** start of The input **

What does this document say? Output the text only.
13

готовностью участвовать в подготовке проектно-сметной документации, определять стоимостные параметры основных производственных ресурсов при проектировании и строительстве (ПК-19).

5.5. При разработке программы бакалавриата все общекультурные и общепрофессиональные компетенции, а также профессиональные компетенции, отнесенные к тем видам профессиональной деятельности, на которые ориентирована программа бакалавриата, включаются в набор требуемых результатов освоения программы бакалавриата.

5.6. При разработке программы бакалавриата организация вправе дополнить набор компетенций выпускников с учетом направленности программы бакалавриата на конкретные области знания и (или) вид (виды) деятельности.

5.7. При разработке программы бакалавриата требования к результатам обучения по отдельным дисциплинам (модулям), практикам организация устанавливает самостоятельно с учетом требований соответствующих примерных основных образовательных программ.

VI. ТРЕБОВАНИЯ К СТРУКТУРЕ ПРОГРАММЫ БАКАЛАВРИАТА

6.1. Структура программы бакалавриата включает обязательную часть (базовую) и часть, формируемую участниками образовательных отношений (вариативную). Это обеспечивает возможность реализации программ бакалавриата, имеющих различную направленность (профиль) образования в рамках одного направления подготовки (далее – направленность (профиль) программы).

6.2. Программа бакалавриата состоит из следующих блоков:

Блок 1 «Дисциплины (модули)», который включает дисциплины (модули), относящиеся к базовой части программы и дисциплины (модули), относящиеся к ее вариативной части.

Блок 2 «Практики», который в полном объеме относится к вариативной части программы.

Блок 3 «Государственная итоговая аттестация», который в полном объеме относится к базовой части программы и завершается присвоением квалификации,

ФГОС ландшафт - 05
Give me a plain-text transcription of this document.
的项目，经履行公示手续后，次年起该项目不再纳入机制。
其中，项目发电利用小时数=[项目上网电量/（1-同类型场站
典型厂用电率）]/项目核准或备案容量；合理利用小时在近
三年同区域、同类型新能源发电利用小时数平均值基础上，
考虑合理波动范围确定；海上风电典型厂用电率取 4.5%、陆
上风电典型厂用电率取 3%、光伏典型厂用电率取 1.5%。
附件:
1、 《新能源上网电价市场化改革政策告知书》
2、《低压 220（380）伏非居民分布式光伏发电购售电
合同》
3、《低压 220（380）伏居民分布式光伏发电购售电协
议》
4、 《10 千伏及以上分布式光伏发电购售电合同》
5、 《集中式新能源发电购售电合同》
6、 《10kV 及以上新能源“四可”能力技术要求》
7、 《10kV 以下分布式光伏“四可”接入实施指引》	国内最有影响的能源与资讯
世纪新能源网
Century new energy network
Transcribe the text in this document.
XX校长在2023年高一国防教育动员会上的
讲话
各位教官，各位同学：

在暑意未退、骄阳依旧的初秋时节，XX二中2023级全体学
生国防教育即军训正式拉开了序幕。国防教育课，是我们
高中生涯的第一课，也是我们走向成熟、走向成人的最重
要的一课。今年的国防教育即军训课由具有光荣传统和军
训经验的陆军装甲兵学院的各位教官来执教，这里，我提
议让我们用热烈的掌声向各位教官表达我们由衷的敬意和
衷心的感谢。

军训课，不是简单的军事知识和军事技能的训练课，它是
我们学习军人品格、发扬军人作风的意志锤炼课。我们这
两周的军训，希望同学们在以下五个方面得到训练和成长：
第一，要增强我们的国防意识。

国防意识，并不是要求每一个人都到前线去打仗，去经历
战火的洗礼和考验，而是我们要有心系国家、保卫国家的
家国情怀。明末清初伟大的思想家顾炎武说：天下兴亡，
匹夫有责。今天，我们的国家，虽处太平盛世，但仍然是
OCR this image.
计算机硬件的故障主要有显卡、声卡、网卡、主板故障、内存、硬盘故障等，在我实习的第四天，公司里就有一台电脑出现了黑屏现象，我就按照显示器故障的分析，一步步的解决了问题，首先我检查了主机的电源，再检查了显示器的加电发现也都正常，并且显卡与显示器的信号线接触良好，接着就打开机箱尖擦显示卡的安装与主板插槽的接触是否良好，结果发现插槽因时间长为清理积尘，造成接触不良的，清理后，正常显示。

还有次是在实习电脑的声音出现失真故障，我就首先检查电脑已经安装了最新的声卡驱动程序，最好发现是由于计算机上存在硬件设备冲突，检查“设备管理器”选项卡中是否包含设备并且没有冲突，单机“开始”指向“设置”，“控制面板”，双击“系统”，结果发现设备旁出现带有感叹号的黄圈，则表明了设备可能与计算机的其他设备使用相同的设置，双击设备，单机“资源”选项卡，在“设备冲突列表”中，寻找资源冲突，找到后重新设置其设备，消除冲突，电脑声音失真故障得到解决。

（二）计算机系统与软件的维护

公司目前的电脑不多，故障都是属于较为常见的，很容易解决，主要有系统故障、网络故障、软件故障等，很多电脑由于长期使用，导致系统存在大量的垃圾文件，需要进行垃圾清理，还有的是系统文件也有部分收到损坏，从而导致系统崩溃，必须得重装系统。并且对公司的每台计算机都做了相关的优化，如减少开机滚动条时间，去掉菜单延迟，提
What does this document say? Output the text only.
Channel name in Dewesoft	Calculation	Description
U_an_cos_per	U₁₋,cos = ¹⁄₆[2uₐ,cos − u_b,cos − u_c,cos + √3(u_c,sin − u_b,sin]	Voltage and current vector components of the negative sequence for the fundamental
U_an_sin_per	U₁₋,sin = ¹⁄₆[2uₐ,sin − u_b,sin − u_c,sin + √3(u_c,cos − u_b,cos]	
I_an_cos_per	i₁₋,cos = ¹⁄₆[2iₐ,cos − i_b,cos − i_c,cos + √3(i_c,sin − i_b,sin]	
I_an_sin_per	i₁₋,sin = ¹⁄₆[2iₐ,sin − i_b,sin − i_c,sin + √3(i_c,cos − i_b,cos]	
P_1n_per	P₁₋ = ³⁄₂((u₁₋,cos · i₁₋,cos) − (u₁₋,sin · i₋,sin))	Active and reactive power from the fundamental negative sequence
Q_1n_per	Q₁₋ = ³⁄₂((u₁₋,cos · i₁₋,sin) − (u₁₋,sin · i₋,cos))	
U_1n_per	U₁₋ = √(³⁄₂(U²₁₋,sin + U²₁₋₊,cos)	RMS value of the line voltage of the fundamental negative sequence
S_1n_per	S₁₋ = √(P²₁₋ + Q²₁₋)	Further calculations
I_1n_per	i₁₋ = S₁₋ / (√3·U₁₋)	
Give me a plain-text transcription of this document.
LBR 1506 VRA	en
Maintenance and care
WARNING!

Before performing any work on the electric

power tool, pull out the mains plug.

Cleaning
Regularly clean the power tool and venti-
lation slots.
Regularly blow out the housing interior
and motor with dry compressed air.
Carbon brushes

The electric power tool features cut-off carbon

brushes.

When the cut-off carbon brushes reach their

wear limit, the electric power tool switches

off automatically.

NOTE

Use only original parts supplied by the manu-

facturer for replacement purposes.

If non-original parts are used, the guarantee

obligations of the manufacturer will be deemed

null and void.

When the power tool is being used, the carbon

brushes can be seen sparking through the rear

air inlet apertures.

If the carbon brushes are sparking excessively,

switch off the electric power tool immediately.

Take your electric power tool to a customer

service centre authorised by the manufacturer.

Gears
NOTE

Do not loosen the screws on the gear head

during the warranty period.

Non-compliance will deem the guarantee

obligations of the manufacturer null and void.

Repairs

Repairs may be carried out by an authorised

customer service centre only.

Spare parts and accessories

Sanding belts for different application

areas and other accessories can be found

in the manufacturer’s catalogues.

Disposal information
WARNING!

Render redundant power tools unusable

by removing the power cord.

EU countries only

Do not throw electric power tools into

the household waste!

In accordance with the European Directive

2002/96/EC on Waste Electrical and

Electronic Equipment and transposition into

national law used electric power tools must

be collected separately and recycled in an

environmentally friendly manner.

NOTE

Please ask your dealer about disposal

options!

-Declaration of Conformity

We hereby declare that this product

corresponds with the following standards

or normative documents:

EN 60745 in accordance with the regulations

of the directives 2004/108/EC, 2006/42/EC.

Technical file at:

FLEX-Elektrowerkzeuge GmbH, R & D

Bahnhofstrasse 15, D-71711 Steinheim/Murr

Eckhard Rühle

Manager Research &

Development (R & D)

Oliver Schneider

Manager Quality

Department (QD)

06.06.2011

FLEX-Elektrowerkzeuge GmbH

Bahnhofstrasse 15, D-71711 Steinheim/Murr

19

** end of The input **

### What is asked
Using the listing, collect all lines in which the string "this" is found.

### Response
What does this document say? Output the text only.
Give me a plain-text transcription of this document.
Transcribe the text in this document.
OCR this image.
What does this document say? Output the text only.
Give me a plain-text transcription of this document.
We hereby declare that this product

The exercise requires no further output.